• _DESCRIPTION OF THE TASK_
Write out each line exactly as it stands, please.

• _LISTED ENTRIES_

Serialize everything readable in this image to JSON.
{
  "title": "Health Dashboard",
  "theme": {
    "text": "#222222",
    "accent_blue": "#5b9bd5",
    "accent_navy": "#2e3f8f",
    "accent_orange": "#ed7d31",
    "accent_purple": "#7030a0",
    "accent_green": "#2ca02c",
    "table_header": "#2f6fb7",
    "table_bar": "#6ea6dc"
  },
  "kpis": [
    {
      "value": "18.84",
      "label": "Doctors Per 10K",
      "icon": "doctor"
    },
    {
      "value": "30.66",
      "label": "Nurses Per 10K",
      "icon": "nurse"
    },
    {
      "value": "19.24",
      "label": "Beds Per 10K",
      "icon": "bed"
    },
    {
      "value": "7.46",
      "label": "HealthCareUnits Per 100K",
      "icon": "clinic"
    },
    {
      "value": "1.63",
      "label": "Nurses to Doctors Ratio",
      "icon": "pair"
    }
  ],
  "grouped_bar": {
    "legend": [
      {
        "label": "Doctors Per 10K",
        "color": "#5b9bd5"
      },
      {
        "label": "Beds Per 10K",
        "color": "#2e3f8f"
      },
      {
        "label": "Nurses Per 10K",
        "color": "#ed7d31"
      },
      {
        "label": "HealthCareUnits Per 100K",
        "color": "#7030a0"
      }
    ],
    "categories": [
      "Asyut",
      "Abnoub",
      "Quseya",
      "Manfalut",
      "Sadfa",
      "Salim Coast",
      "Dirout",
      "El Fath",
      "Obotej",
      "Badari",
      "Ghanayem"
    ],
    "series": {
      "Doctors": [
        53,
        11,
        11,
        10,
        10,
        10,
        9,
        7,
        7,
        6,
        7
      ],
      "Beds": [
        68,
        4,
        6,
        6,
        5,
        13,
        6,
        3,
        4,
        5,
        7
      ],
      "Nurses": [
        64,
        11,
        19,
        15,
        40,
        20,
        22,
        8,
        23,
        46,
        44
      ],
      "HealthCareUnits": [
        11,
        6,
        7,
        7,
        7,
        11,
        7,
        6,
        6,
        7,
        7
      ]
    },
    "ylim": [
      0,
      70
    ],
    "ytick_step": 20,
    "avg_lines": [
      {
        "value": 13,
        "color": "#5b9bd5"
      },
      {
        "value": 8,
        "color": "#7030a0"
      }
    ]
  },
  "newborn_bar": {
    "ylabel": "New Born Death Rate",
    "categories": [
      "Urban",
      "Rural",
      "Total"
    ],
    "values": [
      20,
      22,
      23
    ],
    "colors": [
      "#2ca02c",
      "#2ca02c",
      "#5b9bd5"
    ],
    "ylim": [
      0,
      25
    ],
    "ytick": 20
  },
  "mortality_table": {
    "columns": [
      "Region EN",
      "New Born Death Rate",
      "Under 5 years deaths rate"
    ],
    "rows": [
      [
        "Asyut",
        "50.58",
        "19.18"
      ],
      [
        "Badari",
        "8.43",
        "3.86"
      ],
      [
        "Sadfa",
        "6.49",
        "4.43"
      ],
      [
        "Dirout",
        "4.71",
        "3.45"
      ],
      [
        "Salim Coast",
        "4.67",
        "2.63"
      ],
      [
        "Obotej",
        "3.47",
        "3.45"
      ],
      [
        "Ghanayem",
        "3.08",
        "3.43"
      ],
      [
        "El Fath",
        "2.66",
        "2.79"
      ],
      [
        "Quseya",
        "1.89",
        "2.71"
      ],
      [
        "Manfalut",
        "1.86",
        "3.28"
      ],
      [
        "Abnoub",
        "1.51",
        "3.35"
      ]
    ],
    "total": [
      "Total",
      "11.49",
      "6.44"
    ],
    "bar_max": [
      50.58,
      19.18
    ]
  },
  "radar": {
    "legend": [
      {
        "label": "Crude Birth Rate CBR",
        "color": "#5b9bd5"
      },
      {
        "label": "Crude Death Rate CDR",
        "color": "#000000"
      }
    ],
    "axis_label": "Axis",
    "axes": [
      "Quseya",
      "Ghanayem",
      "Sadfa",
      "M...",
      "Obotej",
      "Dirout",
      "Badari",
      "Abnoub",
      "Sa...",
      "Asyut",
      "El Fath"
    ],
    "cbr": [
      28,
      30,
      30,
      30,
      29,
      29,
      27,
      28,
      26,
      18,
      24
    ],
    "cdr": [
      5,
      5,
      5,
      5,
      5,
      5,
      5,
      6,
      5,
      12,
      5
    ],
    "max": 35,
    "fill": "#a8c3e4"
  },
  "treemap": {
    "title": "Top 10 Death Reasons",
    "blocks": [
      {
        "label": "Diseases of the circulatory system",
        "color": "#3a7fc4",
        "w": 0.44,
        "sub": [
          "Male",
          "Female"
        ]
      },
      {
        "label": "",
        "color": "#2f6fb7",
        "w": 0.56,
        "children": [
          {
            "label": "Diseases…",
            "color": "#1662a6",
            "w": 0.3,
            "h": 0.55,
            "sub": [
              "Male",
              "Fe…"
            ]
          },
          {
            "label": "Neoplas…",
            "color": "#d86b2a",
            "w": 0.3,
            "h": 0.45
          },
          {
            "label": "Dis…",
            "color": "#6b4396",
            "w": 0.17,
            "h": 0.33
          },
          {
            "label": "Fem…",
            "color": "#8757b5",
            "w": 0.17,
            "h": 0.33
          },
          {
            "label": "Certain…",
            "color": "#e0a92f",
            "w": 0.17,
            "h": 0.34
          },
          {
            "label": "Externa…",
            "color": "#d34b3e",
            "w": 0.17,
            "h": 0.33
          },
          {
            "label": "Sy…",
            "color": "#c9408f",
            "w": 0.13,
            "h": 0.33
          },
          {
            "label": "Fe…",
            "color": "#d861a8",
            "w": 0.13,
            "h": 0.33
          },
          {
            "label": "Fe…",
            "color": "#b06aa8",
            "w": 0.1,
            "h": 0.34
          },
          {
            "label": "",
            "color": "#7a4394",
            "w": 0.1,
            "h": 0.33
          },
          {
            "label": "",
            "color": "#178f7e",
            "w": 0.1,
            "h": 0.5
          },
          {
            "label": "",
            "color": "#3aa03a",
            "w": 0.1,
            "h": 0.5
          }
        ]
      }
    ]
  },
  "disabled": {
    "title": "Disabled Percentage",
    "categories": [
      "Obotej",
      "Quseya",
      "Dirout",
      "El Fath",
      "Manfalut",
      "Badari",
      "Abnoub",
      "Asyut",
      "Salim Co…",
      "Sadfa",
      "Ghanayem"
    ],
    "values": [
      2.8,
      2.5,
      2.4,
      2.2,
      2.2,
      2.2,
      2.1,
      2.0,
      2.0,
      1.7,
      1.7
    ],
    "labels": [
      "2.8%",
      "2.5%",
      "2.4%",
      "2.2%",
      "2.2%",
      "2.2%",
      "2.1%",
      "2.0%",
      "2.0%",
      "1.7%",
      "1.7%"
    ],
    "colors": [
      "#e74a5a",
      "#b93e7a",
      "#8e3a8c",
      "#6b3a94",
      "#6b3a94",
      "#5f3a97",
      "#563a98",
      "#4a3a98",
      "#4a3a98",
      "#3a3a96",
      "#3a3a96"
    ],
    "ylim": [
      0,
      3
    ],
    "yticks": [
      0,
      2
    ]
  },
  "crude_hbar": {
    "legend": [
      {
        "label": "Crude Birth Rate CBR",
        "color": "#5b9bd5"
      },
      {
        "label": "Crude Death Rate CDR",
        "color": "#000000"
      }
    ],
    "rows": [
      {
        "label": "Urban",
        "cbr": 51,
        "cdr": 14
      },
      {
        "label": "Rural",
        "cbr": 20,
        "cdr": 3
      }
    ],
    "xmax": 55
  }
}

• _RESPONSE FOR THIS EXERCISE_
Serialize everything readable in this image to JSON.
{
  "title": "Health Dashboard",
  "theme": {
    "text": "#222222",
    "accent_blue": "#5b9bd5",
    "accent_navy": "#2e3f8f",
    "accent_orange": "#ed7d31",
    "accent_purple": "#7030a0",
    "accent_green": "#2ca02c",
    "table_header": "#2f6fb7",
    "table_bar": "#6ea6dc"
  },
  "kpis": [
    {
      "value": "18.84",
      "label": "Doctors Per 10K",
      "icon": "doctor"
    },
    {
      "value": "30.66",
      "label": "Nurses Per 10K",
      "icon": "nurse"
    },
    {
      "value": "19.24",
      "label": "Beds Per 10K",
      "icon": "bed"
    },
    {
      "value": "7.46",
      "label": "HealthCareUnits Per 100K",
      "icon": "clinic"
    },
    {
      "value": "1.63",
      "label": "Nurses to Doctors Ratio",
      "icon": "pair"
    }
  ],
  "grouped_bar": {
    "legend": [
      {
        "label": "Doctors Per 10K",
        "color": "#5b9bd5"
      },
      {
        "label": "Beds Per 10K",
        "color": "#2e3f8f"
      },
      {
        "label": "Nurses Per 10K",
        "color": "#ed7d31"
      },
      {
        "label": "HealthCareUnits Per 100K",
        "color": "#7030a0"
      }
    ],
    "categories": [
      "Asyut",
      "Abnoub",
      "Quseya",
      "Manfalut",
      "Sadfa",
      "Salim Coast",
      "Dirout",
      "El Fath",
      "Obotej",
      "Badari",
      "Ghanayem"
    ],
    "series": {
      "Doctors": [
        53,
        11,
        11,
        10,
        10,
        10,
        9,
        7,
        7,
        6,
        7
      ],
      "Beds": [
        68,
        4,
        6,
        6,
        5,
        13,
        6,
        3,
        4,
        5,
        7
      ],
      "Nurses": [
        64,
        11,
        19,
        15,
        40,
        20,
        22,
        8,
        23,
        46,
        44
      ],
      "HealthCareUnits": [
        11,
        6,
        7,
        7,
        7,
        11,
        7,
        6,
        6,
        7,
        7
      ]
    },
    "ylim": [
      0,
      70
    ],
    "ytick_step": 20,
    "avg_lines": [
      {
        "value": 13,
        "color": "#5b9bd5"
      },
      {
        "value": 8,
        "color": "#7030a0"
      }
    ]
  },
  "newborn_bar": {
    "ylabel": "New Born Death Rate",
    "categories": [
      "Urban",
      "Rural",
      "Total"
    ],
    "values": [
      20,
      22,
      23
    ],
    "colors": [
      "#2ca02c",
      "#2ca02c",
      "#5b9bd5"
    ],
    "ylim": [
      0,
      25
    ],
    "ytick": 20
  },
  "mortality_table": {
    "columns": [
      "Region EN",
      "New Born Death Rate",
      "Under 5 years deaths rate"
    ],
    "rows": [
      [
        "Asyut",
        "50.58",
        "19.18"
      ],
      [
        "Badari",
        "8.43",
        "3.86"
      ],
      [
        "Sadfa",
        "6.49",
        "4.43"
      ],
      [
        "Dirout",
        "4.71",
        "3.45"
      ],
      [
        "Salim Coast",
        "4.67",
        "2.63"
      ],
      [
        "Obotej",
        "3.47",
        "3.45"
      ],
      [
        "Ghanayem",
        "3.08",
        "3.43"
      ],
      [
        "El Fath",
        "2.66",
        "2.79"
      ],
      [
        "Quseya",
        "1.89",
        "2.71"
      ],
      [
        "Manfalut",
        "1.86",
        "3.28"
      ],
      [
        "Abnoub",
        "1.51",
        "3.35"
      ]
    ],
    "total": [
      "Total",
      "11.49",
      "6.44"
    ],
    "bar_max": [
      50.58,
      19.18
    ]
  },
  "radar": {
    "legend": [
      {
        "label": "Crude Birth Rate CBR",
        "color": "#5b9bd5"
      },
      {
        "label": "Crude Death Rate CDR",
        "color": "#000000"
      }
    ],
    "axis_label": "Axis",
    "axes": [
      "Quseya",
      "Ghanayem",
      "Sadfa",
      "M...",
      "Obotej",
      "Dirout",
      "Badari",
      "Abnoub",
      "Sa...",
      "Asyut",
      "El Fath"
    ],
    "cbr": [
      28,
      30,
      30,
      30,
      29,
      29,
      27,
      28,
      26,
      18,
      24
    ],
    "cdr": [
      5,
      5,
      5,
      5,
      5,
      5,
      5,
      6,
      5,
      12,
      5
    ],
    "max": 35,
    "fill": "#a8c3e4"
  },
  "treemap": {
    "title": "Top 10 Death Reasons",
    "blocks": [
      {
        "label": "Diseases of the circulatory system",
        "color": "#3a7fc4",
        "w": 0.44,
        "sub": [
          "Male",
          "Female"
        ]
      },
      {
        "label": "",
        "color": "#2f6fb7",
        "w": 0.56,
        "children": [
          {
            "label": "Diseases…",
            "color": "#1662a6",
            "w": 0.3,
            "h": 0.55,
            "sub": [
              "Male",
              "Fe…"
            ]
          },
          {
            "label": "Neoplas…",
            "color": "#d86b2a",
            "w": 0.3,
            "h": 0.45
          },
          {
            "label": "Dis…",
            "color": "#6b4396",
            "w": 0.17,
            "h": 0.33
          },
          {
            "label": "Fem…",
            "color": "#8757b5",
            "w": 0.17,
            "h": 0.33
          },
          {
            "label": "Certain…",
            "color": "#e0a92f",
            "w": 0.17,
            "h": 0.34
          },
          {
            "label": "Externa…",
            "color": "#d34b3e",
            "w": 0.17,
            "h": 0.33
          },
          {
            "label": "Sy…",
            "color": "#c9408f",
            "w": 0.13,
            "h": 0.33
          },
          {
            "label": "Fe…",
            "color": "#d861a8",
            "w": 0.13,
            "h": 0.33
          },
          {
            "label": "Fe…",
            "color": "#b06aa8",
            "w": 0.1,
            "h": 0.34
          },
          {
            "label": "",
            "color": "#7a4394",
            "w": 0.1,
            "h": 0.33
          },
          {
            "label": "",
            "color": "#178f7e",
            "w": 0.1,
            "h": 0.5
          },
          {
            "label": "",
            "color": "#3aa03a",
            "w": 0.1,
            "h": 0.5
          }
        ]
      }
    ]
  },
  "disabled": {
    "title": "Disabled Percentage",
    "categories": [
      "Obotej",
      "Quseya",
      "Dirout",
      "El Fath",
      "Manfalut",
      "Badari",
      "Abnoub",
      "Asyut",
      "Salim Co…",
      "Sadfa",
      "Ghanayem"
    ],
    "values": [
      2.8,
      2.5,
      2.4,
      2.2,
      2.2,
      2.2,
      2.1,
      2.0,
      2.0,
      1.7,
      1.7
    ],
    "labels": [
      "2.8%",
      "2.5%",
      "2.4%",
      "2.2%",
      "2.2%",
      "2.2%",
      "2.1%",
      "2.0%",
      "2.0%",
      "1.7%",
      "1.7%"
    ],
    "colors": [
      "#e74a5a",
      "#b93e7a",
      "#8e3a8c",
      "#6b3a94",
      "#6b3a94",
      "#5f3a97",
      "#563a98",
      "#4a3a98",
      "#4a3a98",
      "#3a3a96",
      "#3a3a96"
    ],
    "ylim": [
      0,
      3
    ],
    "yticks": [
      0,
      2
    ]
  },
  "crude_hbar": {
    "legend": [
      {
        "label": "Crude Birth Rate CBR",
        "color": "#5b9bd5"
      },
      {
        "label": "Crude Death Rate CDR",
        "color": "#000000"
      }
    ],
    "rows": [
      {
        "label": "Urban",
        "cbr": 51,
        "cdr": 14
      },
      {
        "label": "Rural",
        "cbr": 20,
        "cdr": 3
      }
    ],
    "xmax": 55
  }
}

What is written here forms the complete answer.